Repeat, exactly and completely, the entries shown underneath.

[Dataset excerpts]
+ + +
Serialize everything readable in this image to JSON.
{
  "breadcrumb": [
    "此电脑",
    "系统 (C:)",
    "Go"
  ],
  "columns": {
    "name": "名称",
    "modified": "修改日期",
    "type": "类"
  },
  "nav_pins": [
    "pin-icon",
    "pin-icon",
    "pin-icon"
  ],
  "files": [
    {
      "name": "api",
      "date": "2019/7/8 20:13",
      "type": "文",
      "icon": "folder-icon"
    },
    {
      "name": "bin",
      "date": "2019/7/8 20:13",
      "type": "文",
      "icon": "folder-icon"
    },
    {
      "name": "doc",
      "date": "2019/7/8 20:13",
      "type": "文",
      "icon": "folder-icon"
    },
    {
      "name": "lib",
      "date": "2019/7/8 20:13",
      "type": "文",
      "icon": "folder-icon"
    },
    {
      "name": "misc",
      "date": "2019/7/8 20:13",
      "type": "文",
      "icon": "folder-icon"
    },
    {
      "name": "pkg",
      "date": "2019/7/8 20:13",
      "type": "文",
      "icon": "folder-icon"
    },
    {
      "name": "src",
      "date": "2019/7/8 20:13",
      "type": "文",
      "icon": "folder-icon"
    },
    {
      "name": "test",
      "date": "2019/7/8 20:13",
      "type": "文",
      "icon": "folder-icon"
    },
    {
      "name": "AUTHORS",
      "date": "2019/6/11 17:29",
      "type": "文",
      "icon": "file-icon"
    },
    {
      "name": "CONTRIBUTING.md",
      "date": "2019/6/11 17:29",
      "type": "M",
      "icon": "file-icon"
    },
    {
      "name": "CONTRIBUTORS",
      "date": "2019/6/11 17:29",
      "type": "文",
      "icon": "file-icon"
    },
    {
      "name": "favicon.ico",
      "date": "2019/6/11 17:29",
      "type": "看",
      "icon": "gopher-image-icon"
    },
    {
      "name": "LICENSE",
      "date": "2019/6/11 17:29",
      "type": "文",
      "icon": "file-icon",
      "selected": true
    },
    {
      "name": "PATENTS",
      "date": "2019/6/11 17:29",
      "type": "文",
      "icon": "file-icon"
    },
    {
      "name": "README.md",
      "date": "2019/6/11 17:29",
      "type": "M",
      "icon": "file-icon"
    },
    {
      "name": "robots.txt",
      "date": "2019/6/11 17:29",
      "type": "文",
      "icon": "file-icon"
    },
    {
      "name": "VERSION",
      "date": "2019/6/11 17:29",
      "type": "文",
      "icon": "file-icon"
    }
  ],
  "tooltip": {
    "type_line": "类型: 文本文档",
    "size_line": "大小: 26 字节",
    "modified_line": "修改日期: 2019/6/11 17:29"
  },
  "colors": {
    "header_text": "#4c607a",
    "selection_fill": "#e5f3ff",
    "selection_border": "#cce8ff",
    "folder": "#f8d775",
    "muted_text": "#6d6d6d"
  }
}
+ + +
Output for this task:
Serialize everything readable in this image to JSON.
{
  "breadcrumb": [
    "此电脑",
    "系统 (C:)",
    "Go"
  ],
  "columns": {
    "name": "名称",
    "modified": "修改日期",
    "type": "类"
  },
  "nav_pins": [
    "pin-icon",
    "pin-icon",
    "pin-icon"
  ],
  "files": [
    {
      "name": "api",
      "date": "2019/7/8 20:13",
      "type": "文",
      "icon": "folder-icon"
    },
    {
      "name": "bin",
      "date": "2019/7/8 20:13",
      "type": "文",
      "icon": "folder-icon"
    },
    {
      "name": "doc",
      "date": "2019/7/8 20:13",
      "type": "文",
      "icon": "folder-icon"
    },
    {
      "name": "lib",
      "date": "2019/7/8 20:13",
      "type": "文",
      "icon": "folder-icon"
    },
    {
      "name": "misc",
      "date": "2019/7/8 20:13",
      "type": "文",
      "icon": "folder-icon"
    },
    {
      "name": "pkg",
      "date": "2019/7/8 20:13",
      "type": "文",
      "icon": "folder-icon"
    },
    {
      "name": "src",
      "date": "2019/7/8 20:13",
      "type": "文",
      "icon": "folder-icon"
    },
    {
      "name": "test",
      "date": "2019/7/8 20:13",
      "type": "文",
      "icon": "folder-icon"
    },
    {
      "name": "AUTHORS",
      "date": "2019/6/11 17:29",
      "type": "文",
      "icon": "file-icon"
    },
    {
      "name": "CONTRIBUTING.md",
      "date": "2019/6/11 17:29",
      "type": "M",
      "icon": "file-icon"
    },
    {
      "name": "CONTRIBUTORS",
      "date": "2019/6/11 17:29",
      "type": "文",
      "icon": "file-icon"
    },
    {
      "name": "favicon.ico",
      "date": "2019/6/11 17:29",
      "type": "看",
      "icon": "gopher-image-icon"
    },
    {
      "name": "LICENSE",
      "date": "2019/6/11 17:29",
      "type": "文",
      "icon": "file-icon",
      "selected": true
    },
    {
      "name": "PATENTS",
      "date": "2019/6/11 17:29",
      "type": "文",
      "icon": "file-icon"
    },
    {
      "name": "README.md",
      "date": "2019/6/11 17:29",
      "type": "M",
      "icon": "file-icon"
    },
    {
      "name": "robots.txt",
      "date": "2019/6/11 17:29",
      "type": "文",
      "icon": "file-icon"
    },
    {
      "name": "VERSION",
      "date": "2019/6/11 17:29",
      "type": "文",
      "icon": "file-icon"
    }
  ],
  "tooltip": {
    "type_line": "类型: 文本文档",
    "size_line": "大小: 26 字节",
    "modified_line": "修改日期: 2019/6/11 17:29"
  },
  "colors": {
    "header_text": "#4c607a",
    "selection_fill": "#e5f3ff",
    "selection_border": "#cce8ff",
    "folder": "#f8d775",
    "muted_text": "#6d6d6d"
  }
}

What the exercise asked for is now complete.